■ **DIRECTIONS**:
Gather every line from the entries below that includes "JSON".

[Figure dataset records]
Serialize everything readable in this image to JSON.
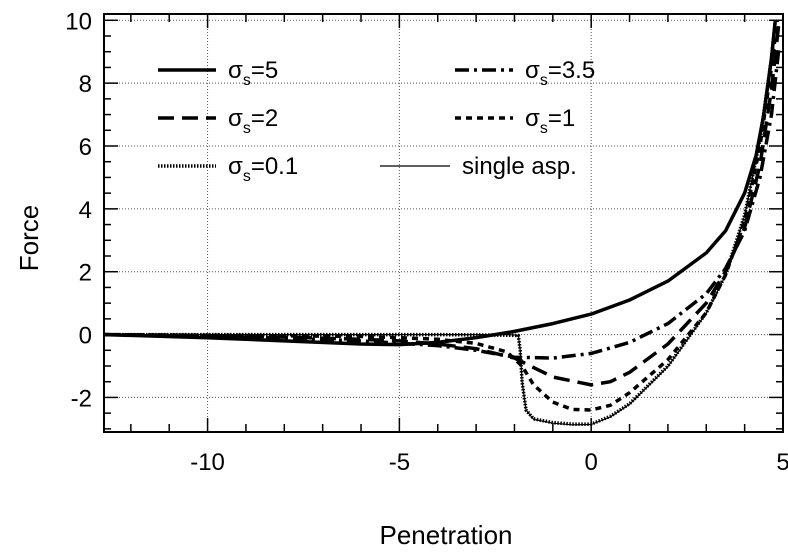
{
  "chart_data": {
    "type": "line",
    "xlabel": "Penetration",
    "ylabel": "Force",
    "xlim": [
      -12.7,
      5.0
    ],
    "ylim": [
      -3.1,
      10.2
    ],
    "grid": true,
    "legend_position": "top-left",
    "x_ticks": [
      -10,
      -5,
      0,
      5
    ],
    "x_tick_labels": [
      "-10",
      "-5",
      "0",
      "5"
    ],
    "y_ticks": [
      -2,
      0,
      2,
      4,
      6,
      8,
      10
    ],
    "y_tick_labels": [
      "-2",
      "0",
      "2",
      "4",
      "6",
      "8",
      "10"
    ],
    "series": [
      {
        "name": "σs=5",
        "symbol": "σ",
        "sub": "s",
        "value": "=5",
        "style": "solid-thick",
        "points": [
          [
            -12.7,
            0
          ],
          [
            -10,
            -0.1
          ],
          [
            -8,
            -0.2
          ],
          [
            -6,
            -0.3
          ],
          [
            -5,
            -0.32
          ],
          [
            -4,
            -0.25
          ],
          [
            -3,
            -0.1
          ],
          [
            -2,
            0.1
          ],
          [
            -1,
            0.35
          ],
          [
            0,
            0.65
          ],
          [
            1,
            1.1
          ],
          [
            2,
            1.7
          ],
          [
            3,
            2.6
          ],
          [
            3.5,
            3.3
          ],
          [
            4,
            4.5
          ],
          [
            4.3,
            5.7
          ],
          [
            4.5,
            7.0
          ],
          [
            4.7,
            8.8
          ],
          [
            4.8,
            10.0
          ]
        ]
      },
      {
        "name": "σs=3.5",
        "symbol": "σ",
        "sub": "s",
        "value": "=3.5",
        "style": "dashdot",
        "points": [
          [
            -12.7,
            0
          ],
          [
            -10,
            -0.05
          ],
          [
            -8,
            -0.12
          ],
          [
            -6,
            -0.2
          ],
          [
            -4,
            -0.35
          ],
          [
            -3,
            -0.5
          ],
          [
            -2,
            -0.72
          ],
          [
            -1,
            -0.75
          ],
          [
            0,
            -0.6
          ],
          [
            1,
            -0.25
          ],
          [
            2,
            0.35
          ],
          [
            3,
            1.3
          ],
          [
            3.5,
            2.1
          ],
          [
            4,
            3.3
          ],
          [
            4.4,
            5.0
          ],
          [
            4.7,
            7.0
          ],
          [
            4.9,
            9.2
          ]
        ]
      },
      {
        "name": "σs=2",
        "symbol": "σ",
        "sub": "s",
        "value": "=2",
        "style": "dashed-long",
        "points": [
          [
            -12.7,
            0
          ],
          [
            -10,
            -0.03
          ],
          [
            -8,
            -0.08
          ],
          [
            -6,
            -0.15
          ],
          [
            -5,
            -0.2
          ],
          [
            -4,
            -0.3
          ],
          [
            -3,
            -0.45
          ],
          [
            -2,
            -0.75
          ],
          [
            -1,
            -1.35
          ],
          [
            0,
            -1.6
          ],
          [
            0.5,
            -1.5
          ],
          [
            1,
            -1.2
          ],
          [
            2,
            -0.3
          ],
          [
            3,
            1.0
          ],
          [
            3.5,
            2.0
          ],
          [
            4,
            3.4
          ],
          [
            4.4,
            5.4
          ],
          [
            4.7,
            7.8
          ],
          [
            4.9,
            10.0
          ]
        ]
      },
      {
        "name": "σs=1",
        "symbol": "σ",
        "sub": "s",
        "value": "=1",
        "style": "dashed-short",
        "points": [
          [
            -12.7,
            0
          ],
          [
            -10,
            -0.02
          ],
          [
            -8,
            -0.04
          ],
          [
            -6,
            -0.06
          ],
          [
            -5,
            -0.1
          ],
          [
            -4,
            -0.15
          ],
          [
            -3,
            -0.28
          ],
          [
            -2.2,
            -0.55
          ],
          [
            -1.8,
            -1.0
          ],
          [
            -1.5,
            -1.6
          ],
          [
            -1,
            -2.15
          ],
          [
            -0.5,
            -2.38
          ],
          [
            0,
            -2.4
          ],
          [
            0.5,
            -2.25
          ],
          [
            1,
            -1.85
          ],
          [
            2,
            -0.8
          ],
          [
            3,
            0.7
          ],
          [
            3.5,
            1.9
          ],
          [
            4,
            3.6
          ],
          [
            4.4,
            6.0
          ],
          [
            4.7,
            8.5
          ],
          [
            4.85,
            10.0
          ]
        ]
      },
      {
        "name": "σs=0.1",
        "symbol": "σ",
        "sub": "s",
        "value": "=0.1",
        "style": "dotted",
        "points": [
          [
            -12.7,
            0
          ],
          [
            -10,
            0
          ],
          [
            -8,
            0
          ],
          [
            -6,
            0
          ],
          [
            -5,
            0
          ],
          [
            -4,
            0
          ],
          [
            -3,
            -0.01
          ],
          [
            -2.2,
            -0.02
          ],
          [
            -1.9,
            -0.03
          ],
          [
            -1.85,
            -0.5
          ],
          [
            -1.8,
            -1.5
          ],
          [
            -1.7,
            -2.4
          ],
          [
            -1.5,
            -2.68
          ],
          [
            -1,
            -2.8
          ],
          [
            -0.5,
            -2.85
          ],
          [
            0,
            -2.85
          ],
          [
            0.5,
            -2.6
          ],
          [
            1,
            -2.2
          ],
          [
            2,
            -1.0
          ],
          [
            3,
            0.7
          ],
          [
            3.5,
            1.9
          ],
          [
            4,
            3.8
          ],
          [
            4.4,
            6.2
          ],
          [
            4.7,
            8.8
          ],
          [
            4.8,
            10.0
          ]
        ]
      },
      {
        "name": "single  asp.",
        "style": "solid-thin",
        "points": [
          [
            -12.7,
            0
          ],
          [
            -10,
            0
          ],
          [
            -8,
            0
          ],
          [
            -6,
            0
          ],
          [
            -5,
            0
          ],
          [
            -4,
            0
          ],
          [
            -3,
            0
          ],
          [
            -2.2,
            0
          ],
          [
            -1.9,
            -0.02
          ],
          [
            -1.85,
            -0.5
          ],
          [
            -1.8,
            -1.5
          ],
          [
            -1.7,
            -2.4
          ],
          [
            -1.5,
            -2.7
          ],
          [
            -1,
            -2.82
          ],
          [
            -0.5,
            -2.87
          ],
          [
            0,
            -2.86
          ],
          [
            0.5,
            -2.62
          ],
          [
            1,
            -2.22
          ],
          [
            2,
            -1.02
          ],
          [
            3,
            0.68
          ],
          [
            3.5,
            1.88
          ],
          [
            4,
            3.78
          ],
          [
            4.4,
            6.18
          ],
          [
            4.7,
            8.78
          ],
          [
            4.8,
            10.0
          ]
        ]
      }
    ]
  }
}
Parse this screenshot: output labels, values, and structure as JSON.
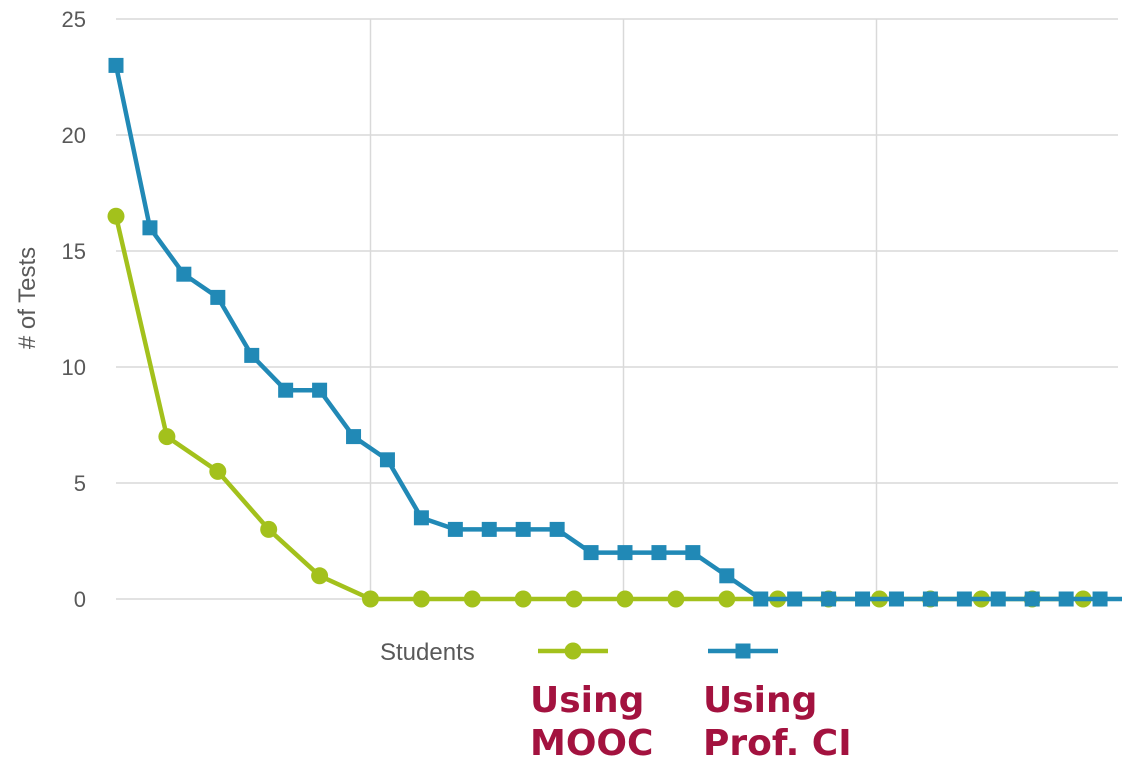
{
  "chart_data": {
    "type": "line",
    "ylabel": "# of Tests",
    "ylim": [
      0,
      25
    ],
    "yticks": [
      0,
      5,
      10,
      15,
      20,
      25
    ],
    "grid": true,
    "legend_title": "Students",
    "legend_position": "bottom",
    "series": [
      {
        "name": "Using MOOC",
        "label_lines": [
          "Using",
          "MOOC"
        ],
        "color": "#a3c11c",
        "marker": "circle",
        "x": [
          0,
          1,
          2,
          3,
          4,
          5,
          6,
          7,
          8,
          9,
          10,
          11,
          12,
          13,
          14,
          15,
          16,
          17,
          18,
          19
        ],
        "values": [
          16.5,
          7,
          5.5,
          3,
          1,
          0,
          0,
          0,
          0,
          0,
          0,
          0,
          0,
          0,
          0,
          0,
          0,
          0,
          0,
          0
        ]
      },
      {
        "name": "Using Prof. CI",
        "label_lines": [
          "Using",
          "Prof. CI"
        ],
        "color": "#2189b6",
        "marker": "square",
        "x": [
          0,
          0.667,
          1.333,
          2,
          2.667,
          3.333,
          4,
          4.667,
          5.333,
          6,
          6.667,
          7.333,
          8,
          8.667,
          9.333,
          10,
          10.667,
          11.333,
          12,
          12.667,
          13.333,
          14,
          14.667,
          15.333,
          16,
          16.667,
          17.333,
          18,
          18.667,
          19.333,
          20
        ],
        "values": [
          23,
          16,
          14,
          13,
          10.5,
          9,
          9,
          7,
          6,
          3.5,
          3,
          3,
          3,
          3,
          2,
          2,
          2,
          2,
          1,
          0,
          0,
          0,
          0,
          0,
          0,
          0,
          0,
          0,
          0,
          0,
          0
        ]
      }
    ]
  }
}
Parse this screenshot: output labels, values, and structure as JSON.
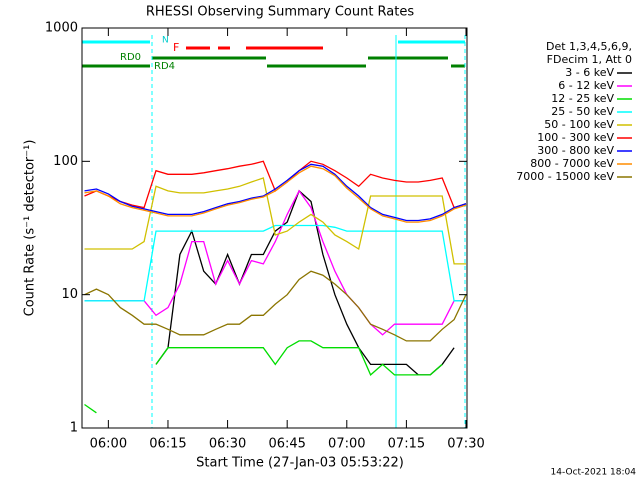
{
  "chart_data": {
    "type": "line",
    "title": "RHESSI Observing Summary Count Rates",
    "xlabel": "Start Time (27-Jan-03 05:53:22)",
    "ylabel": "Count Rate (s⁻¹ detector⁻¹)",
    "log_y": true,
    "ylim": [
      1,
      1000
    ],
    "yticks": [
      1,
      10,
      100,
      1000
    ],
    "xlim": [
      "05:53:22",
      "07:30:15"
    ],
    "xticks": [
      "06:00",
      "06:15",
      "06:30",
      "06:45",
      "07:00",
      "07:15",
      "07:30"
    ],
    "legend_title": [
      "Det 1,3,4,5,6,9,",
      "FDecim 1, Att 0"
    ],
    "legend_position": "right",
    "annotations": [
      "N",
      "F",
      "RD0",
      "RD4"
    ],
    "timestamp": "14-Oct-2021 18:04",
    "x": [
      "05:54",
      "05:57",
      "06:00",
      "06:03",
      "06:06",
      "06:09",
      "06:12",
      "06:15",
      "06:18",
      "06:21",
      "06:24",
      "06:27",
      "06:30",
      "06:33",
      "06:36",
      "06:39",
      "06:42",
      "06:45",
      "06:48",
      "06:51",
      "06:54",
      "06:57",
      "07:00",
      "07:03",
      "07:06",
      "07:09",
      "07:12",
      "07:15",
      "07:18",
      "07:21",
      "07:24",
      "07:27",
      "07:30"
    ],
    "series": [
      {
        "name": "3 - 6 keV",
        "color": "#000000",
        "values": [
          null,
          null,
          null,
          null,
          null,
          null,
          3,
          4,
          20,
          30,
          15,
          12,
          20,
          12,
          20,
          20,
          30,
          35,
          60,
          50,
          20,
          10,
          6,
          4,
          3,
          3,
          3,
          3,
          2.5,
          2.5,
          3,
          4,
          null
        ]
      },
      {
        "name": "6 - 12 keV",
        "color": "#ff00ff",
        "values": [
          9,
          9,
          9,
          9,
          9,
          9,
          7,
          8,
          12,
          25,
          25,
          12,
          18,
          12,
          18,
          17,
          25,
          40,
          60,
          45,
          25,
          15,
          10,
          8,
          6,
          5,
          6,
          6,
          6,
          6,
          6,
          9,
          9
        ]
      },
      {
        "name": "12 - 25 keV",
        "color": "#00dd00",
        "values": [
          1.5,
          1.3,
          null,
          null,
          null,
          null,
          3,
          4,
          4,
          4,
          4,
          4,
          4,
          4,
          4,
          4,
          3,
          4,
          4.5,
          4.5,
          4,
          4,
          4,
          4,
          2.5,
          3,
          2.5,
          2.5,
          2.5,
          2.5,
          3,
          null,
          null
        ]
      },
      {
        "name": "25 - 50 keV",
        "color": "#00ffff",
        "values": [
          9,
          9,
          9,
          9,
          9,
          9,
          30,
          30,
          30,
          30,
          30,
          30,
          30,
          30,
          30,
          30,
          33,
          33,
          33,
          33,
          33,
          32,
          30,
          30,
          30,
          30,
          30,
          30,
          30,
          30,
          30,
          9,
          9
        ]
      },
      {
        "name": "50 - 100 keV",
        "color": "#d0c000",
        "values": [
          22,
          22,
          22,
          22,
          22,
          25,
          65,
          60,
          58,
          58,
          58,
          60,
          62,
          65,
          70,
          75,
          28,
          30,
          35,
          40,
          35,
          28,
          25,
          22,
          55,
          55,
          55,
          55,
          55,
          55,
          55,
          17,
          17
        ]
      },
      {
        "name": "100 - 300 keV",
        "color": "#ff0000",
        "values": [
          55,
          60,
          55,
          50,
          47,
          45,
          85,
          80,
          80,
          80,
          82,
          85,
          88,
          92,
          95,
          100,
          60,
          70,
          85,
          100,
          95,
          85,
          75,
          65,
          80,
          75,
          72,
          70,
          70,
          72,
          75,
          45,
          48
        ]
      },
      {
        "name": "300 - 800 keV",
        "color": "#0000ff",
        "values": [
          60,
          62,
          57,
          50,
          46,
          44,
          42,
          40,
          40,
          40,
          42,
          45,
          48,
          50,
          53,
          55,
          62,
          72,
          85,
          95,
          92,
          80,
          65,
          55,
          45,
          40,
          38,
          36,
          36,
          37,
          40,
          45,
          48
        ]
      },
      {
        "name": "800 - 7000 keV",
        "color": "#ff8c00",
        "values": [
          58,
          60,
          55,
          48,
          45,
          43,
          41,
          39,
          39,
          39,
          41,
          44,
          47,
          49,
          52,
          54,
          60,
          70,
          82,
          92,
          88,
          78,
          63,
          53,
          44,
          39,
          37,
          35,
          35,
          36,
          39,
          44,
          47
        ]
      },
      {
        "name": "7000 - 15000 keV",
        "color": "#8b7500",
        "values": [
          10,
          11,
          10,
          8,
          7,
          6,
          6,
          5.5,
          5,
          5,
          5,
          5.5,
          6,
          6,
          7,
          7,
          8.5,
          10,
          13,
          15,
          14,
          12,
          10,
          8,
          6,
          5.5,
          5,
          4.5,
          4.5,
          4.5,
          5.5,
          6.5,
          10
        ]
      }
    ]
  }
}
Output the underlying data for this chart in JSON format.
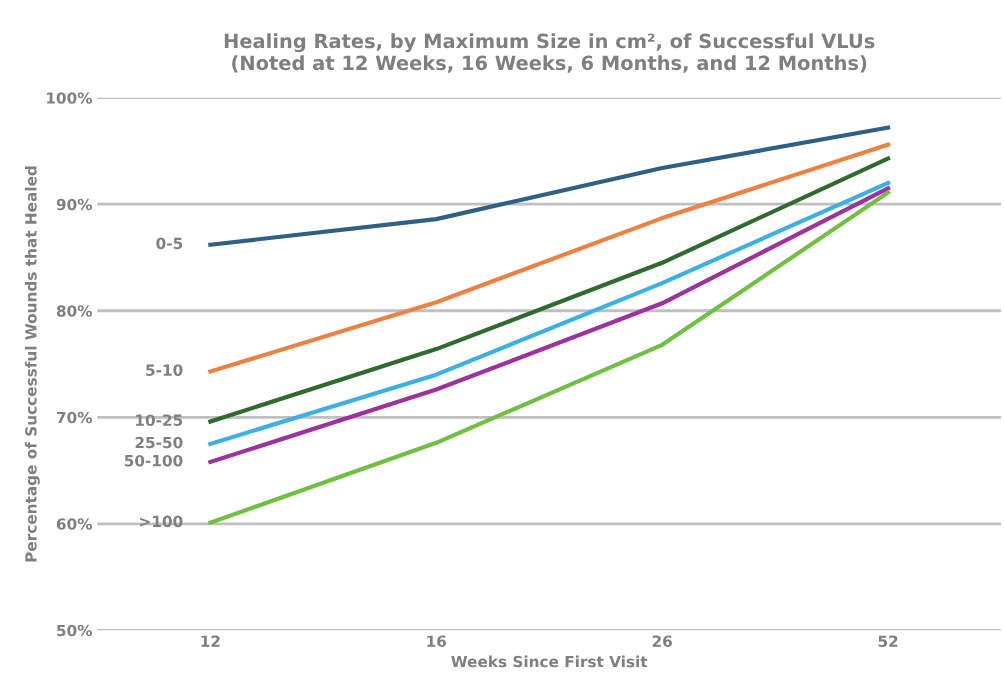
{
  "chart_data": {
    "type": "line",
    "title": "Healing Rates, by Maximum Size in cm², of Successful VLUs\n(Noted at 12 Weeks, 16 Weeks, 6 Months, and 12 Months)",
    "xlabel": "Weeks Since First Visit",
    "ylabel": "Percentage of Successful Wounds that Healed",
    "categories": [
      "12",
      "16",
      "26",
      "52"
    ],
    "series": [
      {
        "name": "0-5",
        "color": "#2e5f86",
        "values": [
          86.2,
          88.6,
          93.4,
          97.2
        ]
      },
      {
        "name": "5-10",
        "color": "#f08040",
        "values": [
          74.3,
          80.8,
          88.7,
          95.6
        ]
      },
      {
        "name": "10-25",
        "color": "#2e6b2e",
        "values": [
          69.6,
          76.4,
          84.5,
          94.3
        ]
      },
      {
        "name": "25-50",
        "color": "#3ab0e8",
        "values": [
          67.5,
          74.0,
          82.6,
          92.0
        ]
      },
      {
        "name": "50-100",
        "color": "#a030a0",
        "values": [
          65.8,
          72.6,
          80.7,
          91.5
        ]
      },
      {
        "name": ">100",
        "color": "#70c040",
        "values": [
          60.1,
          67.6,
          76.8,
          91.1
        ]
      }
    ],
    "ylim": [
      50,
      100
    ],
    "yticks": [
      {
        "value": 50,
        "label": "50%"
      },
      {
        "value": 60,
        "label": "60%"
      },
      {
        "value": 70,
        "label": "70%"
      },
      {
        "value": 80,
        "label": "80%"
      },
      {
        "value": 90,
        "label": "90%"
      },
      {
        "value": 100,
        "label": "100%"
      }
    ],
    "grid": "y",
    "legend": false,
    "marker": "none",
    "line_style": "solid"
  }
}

■ **REPLY TO THE EXERCISE**:
Serialize everything readable in this image to JSON.
Parse this screenshot: output labels, values, and structure as JSON.
Parse this screenshot: output labels, values, and structure as JSON.
Output the underlying data for this chart in JSON format.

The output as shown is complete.